======== Data for processing
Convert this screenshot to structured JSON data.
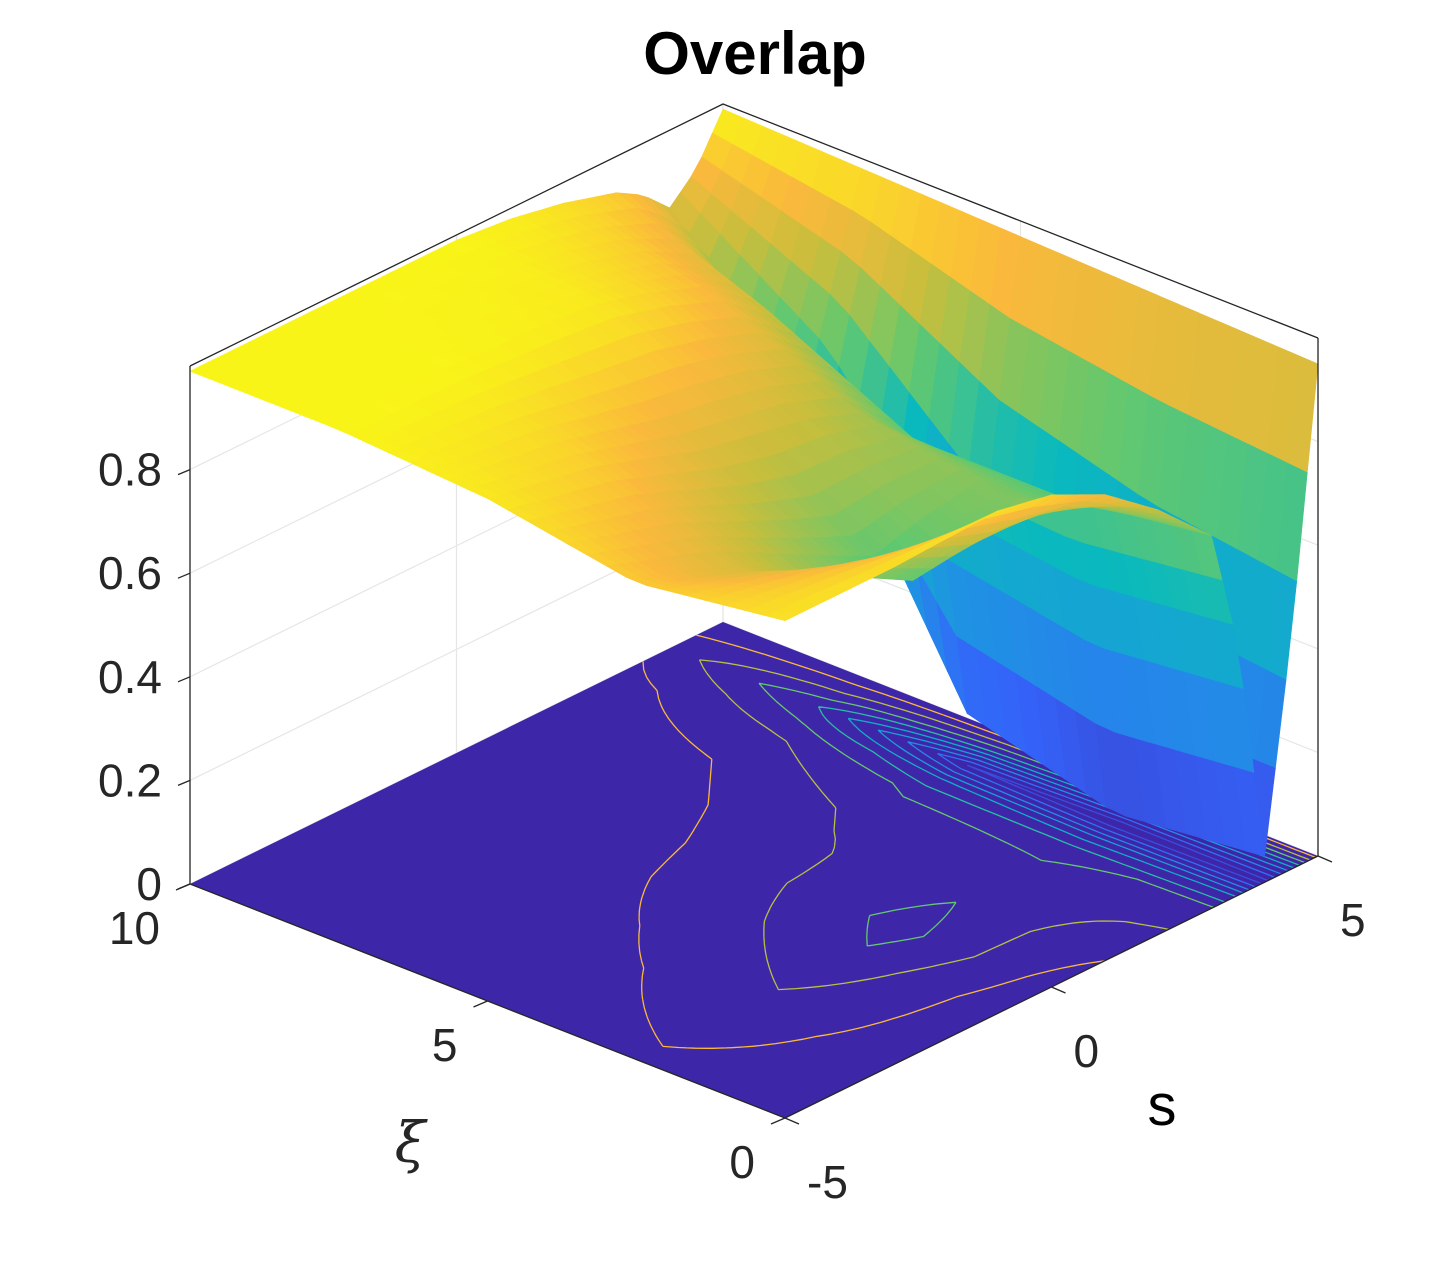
{
  "chart_data": {
    "type": "surface",
    "title": "Overlap",
    "xlabel": "s",
    "ylabel": "ξ",
    "zlabel": "",
    "x_range": [
      -5,
      5
    ],
    "y_range": [
      0,
      10
    ],
    "z_range": [
      0,
      1
    ],
    "x_ticks": [
      "-5",
      "0",
      "5"
    ],
    "y_ticks": [
      "0",
      "5",
      "10"
    ],
    "z_ticks": [
      "0",
      "0.2",
      "0.4",
      "0.6",
      "0.8"
    ],
    "grid": true,
    "colormap": "parula",
    "floor_color": "#3e26a8",
    "contours_on_floor": true,
    "profiles": [
      {
        "xi": 10,
        "s": [
          -5,
          -3,
          -1,
          0,
          1,
          2,
          3,
          3.5,
          4,
          4.5,
          5
        ],
        "z": [
          0.99,
          0.99,
          0.99,
          0.99,
          0.98,
          0.96,
          0.93,
          0.9,
          0.85,
          0.9,
          0.99
        ]
      },
      {
        "xi": 7.5,
        "s": [
          -5,
          -3,
          -1,
          0,
          1,
          2,
          3,
          3.5,
          4,
          4.5,
          5
        ],
        "z": [
          0.99,
          0.99,
          0.98,
          0.97,
          0.94,
          0.9,
          0.82,
          0.72,
          0.6,
          0.8,
          0.98
        ]
      },
      {
        "xi": 5,
        "s": [
          -5,
          -3,
          -1,
          0,
          1,
          2,
          3,
          3.5,
          4,
          4.5,
          5
        ],
        "z": [
          0.97,
          0.93,
          0.86,
          0.84,
          0.82,
          0.78,
          0.68,
          0.5,
          0.1,
          0.6,
          0.97
        ]
      },
      {
        "xi": 2.5,
        "s": [
          -5,
          -3,
          -1,
          0,
          1,
          2,
          3,
          3.5,
          4,
          4.5,
          5
        ],
        "z": [
          0.92,
          0.84,
          0.72,
          0.66,
          0.7,
          0.73,
          0.68,
          0.45,
          0.02,
          0.5,
          0.96
        ]
      },
      {
        "xi": 0,
        "s": [
          -5,
          -3,
          -1,
          0,
          1,
          2,
          3,
          3.5,
          4,
          4.5,
          5
        ],
        "z": [
          0.96,
          0.96,
          0.97,
          0.95,
          0.9,
          0.82,
          0.72,
          0.48,
          0.05,
          0.45,
          0.95
        ]
      }
    ]
  }
}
================
*Stated problem:*
Pictures stay out; reproduce every line of the records exactly.

*Result for this task:*
Convert this screenshot to structured JSON data.
{
  "chart_data": {
    "type": "surface",
    "title": "Overlap",
    "xlabel": "s",
    "ylabel": "ξ",
    "zlabel": "",
    "x_range": [
      -5,
      5
    ],
    "y_range": [
      0,
      10
    ],
    "z_range": [
      0,
      1
    ],
    "x_ticks": [
      "-5",
      "0",
      "5"
    ],
    "y_ticks": [
      "0",
      "5",
      "10"
    ],
    "z_ticks": [
      "0",
      "0.2",
      "0.4",
      "0.6",
      "0.8"
    ],
    "grid": true,
    "colormap": "parula",
    "floor_color": "#3e26a8",
    "contours_on_floor": true,
    "profiles": [
      {
        "xi": 10,
        "s": [
          -5,
          -3,
          -1,
          0,
          1,
          2,
          3,
          3.5,
          4,
          4.5,
          5
        ],
        "z": [
          0.99,
          0.99,
          0.99,
          0.99,
          0.98,
          0.96,
          0.93,
          0.9,
          0.85,
          0.9,
          0.99
        ]
      },
      {
        "xi": 7.5,
        "s": [
          -5,
          -3,
          -1,
          0,
          1,
          2,
          3,
          3.5,
          4,
          4.5,
          5
        ],
        "z": [
          0.99,
          0.99,
          0.98,
          0.97,
          0.94,
          0.9,
          0.82,
          0.72,
          0.6,
          0.8,
          0.98
        ]
      },
      {
        "xi": 5,
        "s": [
          -5,
          -3,
          -1,
          0,
          1,
          2,
          3,
          3.5,
          4,
          4.5,
          5
        ],
        "z": [
          0.97,
          0.93,
          0.86,
          0.84,
          0.82,
          0.78,
          0.68,
          0.5,
          0.1,
          0.6,
          0.97
        ]
      },
      {
        "xi": 2.5,
        "s": [
          -5,
          -3,
          -1,
          0,
          1,
          2,
          3,
          3.5,
          4,
          4.5,
          5
        ],
        "z": [
          0.92,
          0.84,
          0.72,
          0.66,
          0.7,
          0.73,
          0.68,
          0.45,
          0.02,
          0.5,
          0.96
        ]
      },
      {
        "xi": 0,
        "s": [
          -5,
          -3,
          -1,
          0,
          1,
          2,
          3,
          3.5,
          4,
          4.5,
          5
        ],
        "z": [
          0.96,
          0.96,
          0.97,
          0.95,
          0.9,
          0.82,
          0.72,
          0.48,
          0.05,
          0.45,
          0.95
        ]
      }
    ]
  }
}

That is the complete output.